Vorliegender Text —
* * * * * * *
DDR-Garagen vor dem Abriss - Teures Ende für ein wenig Ost-Luxus
Wer in Brandenburg eine Garage besitzt, könnte bald unangenehme Post bekommen: Viele Städte suchen nach Bauland und haben dabei auch Grundstücke im Visier, die sie an Garagenbesitzer verpachtet haben. Von Michael Schon
Erhard Dolze öffnet das hellgraue Flügeltor seiner Garage: Auto, Fahrrad, Skiausrüstung - seit 35 Jahren stellt er hier alles ab, was nicht in Wohnung oder Keller passt, aber auch nicht auf der Straße stehen soll. Er kann heute noch genau erzählen, wie er 1988 zu seinem Unterstellplatz in einem Garagenkomplex in Cottbus Sandow kam: Abgekauft von einem, der ausgereist ist. Eine Garage kaufen? "Das war zu DDR-Zeiten nicht einfach", sagt der Mittsiebziger. "Weil andere, die irgendwo in bestimmten Bereichen saßen in der Stadt, natürlich auch ein Auge darauf hatten." Dolze wusste, welche Register er ziehen musste, um doch noch ordnungsgemäß an die Garage zu kommen.
Abreißen auf eigene Kosten
Was damals eine Art Luxusimmobilie war, kann auch heute noch einmal teuer werden. Denn das Grundstück, auf dem die Garage stand, blieb seinerzeit Volkseigentum. Heute gehört es der Stadt Cottbus – sie hat es an Erhard Dolze nur verpachtet. Sollte die Stadt hier eines Tages Wohnungen, eine Schule oder eine Kita bauen wollen, dann müsste Dolze die Garage abreißen. Auf eigene Kosten.
Freie Wähler wollen Thema auf Landtags-Agenda setzen
Die eigene Garage abreißen – und dann auch noch dafür bezahlen?
* * * * * * *
Bereitgestellte Daten —
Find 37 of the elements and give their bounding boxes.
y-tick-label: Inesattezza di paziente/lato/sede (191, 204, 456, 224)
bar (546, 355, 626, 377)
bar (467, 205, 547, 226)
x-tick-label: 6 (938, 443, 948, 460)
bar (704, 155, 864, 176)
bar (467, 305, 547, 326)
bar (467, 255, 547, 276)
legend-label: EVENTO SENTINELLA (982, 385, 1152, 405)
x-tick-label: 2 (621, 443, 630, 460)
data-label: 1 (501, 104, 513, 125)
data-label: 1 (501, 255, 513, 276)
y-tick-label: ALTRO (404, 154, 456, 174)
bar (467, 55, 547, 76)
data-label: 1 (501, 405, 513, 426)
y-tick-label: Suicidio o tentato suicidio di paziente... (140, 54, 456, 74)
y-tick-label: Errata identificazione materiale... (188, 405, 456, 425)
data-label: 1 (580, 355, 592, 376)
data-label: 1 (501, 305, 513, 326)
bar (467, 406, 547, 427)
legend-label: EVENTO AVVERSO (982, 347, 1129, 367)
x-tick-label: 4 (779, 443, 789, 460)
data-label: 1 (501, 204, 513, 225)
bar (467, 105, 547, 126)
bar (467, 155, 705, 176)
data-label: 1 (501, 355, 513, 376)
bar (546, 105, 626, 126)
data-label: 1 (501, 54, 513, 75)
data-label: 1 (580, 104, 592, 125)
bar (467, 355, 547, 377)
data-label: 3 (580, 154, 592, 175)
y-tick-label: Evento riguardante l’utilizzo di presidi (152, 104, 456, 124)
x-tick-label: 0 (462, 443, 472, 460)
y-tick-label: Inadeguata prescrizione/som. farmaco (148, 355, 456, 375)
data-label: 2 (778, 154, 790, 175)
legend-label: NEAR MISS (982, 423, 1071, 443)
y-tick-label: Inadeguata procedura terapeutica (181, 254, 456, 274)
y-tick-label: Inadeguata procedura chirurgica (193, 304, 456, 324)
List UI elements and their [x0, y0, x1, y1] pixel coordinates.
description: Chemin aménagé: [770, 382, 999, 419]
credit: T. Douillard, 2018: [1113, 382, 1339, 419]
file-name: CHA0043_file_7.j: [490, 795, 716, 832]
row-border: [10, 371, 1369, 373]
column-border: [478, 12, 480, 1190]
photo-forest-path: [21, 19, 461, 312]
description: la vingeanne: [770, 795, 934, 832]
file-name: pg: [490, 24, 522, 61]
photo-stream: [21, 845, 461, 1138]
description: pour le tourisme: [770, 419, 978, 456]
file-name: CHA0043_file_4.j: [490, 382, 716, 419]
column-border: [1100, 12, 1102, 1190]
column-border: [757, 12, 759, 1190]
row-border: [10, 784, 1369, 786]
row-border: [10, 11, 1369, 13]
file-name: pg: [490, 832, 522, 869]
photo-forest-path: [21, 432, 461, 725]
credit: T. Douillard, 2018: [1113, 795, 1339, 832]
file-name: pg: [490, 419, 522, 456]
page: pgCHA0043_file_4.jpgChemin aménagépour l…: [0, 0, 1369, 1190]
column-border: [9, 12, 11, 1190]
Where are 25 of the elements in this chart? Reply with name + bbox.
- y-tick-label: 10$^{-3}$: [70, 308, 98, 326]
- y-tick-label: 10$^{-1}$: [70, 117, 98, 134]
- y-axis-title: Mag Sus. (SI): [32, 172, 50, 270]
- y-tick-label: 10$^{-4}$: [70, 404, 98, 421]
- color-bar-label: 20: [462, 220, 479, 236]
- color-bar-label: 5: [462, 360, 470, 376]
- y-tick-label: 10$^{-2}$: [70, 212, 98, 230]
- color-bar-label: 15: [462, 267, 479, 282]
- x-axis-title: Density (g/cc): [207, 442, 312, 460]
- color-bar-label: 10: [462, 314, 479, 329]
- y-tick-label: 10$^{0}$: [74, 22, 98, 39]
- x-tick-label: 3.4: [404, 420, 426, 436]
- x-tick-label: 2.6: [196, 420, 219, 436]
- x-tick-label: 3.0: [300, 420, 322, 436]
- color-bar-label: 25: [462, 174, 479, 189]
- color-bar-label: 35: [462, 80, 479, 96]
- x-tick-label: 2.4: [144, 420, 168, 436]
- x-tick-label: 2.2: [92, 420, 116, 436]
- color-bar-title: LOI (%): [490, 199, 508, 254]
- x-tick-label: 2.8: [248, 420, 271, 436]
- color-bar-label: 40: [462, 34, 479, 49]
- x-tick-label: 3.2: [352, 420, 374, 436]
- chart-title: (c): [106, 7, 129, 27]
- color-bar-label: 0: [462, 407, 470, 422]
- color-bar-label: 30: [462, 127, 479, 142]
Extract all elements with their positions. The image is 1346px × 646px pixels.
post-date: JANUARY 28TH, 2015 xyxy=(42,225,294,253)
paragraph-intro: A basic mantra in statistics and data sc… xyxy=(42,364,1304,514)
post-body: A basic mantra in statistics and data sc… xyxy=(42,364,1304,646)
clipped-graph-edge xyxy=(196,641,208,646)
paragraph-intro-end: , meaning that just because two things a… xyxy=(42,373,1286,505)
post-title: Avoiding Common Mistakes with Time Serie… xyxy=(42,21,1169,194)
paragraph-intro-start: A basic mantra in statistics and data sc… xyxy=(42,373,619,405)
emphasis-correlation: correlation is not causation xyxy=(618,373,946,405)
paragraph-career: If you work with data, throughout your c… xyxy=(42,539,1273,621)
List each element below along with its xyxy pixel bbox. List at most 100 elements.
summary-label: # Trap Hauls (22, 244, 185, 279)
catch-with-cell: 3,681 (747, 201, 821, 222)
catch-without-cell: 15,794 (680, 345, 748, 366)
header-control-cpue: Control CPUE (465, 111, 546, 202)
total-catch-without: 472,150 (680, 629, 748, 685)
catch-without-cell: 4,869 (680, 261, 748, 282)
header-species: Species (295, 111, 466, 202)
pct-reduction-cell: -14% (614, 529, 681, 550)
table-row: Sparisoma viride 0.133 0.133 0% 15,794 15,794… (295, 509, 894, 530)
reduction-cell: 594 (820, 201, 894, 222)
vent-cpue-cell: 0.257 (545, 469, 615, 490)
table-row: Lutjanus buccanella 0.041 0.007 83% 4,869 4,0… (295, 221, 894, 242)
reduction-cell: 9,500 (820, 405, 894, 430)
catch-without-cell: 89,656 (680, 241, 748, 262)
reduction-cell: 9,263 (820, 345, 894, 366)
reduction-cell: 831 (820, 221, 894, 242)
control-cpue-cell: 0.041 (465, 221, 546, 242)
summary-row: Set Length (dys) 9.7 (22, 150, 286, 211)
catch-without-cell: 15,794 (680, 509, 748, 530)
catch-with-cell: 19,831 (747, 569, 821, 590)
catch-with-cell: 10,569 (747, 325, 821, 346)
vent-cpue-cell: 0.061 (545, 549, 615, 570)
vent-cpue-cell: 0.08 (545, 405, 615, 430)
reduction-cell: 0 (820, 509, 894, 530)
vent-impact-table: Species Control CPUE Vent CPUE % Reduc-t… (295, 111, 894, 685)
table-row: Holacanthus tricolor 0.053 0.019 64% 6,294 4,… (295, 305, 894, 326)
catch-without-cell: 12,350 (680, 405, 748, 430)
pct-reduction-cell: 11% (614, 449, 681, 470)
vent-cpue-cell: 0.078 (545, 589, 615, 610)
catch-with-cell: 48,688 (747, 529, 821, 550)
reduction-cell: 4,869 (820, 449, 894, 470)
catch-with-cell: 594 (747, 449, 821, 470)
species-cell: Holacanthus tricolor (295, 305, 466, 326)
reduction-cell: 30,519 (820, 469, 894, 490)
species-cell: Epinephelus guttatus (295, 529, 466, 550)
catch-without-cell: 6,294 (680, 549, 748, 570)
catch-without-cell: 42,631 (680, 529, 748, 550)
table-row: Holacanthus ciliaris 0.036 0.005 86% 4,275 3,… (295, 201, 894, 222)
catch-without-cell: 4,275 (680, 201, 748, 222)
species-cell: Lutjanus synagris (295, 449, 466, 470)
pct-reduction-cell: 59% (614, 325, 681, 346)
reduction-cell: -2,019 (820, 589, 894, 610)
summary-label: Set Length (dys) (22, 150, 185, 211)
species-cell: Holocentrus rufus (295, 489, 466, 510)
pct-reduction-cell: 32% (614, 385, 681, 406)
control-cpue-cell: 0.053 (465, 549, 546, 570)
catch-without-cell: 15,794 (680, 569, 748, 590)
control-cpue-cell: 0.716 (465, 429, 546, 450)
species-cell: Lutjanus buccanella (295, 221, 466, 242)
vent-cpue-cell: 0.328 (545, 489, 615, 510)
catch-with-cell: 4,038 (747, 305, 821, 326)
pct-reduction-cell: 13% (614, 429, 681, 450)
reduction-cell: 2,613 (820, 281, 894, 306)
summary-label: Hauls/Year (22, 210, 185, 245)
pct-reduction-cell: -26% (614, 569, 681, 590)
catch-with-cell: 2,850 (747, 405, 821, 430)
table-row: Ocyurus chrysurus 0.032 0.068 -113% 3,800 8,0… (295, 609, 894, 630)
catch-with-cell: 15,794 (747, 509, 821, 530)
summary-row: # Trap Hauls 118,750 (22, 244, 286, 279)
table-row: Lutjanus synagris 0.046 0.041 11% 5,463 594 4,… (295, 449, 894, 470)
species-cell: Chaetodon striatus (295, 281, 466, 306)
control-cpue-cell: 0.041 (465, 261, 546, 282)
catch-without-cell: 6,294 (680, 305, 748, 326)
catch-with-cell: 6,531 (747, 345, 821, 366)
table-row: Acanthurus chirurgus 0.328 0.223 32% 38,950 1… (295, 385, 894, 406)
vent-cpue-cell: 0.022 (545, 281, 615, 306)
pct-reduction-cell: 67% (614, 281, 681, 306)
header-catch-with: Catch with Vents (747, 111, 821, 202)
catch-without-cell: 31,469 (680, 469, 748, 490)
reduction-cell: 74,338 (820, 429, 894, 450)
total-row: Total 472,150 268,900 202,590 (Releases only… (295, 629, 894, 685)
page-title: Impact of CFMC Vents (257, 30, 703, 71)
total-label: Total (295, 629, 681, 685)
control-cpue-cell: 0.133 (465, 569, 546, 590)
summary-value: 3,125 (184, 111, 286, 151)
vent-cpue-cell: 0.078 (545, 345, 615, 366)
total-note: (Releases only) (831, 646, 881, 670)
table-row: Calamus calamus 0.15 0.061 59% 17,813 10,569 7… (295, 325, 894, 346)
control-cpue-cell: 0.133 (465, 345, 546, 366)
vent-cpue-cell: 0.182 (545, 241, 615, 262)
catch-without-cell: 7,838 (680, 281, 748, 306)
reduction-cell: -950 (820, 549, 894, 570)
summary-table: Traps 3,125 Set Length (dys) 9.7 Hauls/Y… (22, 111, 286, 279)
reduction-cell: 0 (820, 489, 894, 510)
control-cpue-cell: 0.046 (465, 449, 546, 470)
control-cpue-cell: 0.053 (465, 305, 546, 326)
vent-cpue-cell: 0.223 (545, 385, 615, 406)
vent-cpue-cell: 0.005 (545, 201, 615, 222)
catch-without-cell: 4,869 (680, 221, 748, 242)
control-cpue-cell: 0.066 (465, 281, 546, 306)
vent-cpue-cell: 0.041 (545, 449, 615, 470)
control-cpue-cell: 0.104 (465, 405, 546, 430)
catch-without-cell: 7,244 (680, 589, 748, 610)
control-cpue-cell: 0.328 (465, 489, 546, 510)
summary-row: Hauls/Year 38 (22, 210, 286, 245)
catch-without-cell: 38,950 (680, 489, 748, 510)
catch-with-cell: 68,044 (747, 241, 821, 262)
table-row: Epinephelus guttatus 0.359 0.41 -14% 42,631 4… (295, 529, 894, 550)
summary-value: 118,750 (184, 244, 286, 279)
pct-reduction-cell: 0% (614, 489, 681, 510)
* * * * * * *
Übungsaufgaben —
a) Tausche im Artikel über die DDR-Garagen „Garage“ gegen „Scheune“ aus und gib den Abschnitt von „Abreißen auf eigene“ bis einschließlich „Auf eigene Kosten.“ mit dieser Änderung wieder.
b) Nenne alle Dinge, die Erhard Dolze laut dem Artikel über die DDR-Garagen in seiner Garage abstellt.
c) Führe den Artikel über die DDR-Garagen nach seinem letzten Satz weiter.

Erwartete Antworten —
a)
Abreißen auf eigene Kosten
Was damals eine Art Luxusimmobilie war, kann auch heute noch einmal teuer werden. Denn das Grundstück, auf dem die Scheune stand, blieb seinerzeit Volkseigentum. Heute gehört es der Stadt Cottbus – sie hat es an Erhard Dolze nur verpachtet. Sollte die Stadt hier eines Tages Wohnungen, eine Schule oder eine Kita bauen wollen, dann müsste Dolze die Scheune abreißen. Auf eigene Kosten.

b) Auto, Fahrrad, Skiausrüstung

c)
Cottbus wäre damit wohl im Recht. Denn Ende 2022 sind die letzten Übergangsfristen ausgelaufen, die Eigentümer wie Erhard Dolze vor dieser Härte schützen sollte. Die Stadt hat bereits ausgeschlossen, dass sie den Abriss der Garagen bezahlen würde. "Das gibt die Haushaltslage nicht her", sagt Jan Gloßmann, der Sprecher des Oberbürgermeisters.
Ungerecht, findet das Dolze, sagt aber: "Damit muss man sich abfinden." Genau das sieht die Landtagsfraktion von BVB / Freie Wähler (BVB/FW) anders und will das Thema auf die politische Agenda bringen. Die Fraktion fordert, dass zumindest rechtlich strittige Punkte zugunsten der Garagennutzer ausgelegt werden. So formuliert sie es in einem Antrag, den sie am Donnerstag in den Landtag einbrachte. Die Landesregierung solle Kommunen die juristischen Möglichkeiten dafür aufzeigen und darauf hinwirken, dass diese vorerst auf eine Kündigung der Grundstücks-Pachtverträge verzichten.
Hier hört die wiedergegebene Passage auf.